[Stored records]
━━━━━━━━━━
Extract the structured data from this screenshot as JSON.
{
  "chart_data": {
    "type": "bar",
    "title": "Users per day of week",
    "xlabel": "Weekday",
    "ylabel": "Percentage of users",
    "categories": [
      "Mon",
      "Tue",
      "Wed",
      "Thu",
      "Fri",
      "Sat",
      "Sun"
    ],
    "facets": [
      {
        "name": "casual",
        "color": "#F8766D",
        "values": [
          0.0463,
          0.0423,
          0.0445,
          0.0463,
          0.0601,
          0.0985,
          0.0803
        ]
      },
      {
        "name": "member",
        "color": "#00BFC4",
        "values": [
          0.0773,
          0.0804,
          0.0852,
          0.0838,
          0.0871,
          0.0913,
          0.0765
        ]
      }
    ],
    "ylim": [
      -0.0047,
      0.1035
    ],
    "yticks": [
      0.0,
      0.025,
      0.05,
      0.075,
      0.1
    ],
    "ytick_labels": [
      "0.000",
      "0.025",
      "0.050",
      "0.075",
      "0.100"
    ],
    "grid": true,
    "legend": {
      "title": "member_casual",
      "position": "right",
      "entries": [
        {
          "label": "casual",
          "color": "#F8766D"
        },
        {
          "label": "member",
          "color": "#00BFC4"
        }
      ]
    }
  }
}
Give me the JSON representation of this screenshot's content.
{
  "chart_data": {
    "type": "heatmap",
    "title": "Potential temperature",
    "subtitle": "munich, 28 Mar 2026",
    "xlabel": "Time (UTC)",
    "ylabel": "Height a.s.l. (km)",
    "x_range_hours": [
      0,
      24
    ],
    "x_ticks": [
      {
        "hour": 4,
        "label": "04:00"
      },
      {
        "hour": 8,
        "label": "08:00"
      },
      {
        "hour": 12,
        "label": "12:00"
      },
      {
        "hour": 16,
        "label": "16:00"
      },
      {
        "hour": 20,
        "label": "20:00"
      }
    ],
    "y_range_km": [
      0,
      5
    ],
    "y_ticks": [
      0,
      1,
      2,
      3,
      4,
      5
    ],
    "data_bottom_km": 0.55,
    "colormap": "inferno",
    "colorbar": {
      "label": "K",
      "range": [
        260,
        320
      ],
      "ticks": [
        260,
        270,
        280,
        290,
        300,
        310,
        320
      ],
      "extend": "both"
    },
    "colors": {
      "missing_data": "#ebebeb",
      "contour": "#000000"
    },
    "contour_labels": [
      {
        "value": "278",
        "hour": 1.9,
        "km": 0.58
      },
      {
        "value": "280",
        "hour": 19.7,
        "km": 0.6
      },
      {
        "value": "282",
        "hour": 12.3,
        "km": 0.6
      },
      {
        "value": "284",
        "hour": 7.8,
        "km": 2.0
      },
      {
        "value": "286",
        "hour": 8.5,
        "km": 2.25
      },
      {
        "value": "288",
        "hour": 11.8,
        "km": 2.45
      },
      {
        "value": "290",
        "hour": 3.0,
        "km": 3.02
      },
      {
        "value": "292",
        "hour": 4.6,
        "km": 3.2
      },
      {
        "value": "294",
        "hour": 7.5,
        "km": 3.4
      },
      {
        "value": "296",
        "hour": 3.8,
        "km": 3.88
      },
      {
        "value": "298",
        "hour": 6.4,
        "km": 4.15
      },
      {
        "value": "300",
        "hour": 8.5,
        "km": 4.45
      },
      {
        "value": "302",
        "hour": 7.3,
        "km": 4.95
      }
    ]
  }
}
━━━━━━━━━━
* [YOUR TASK] Using the listing, say how many lines include the word "ylabel", and add nothing else.

* [EXPECTED ANSWER] 2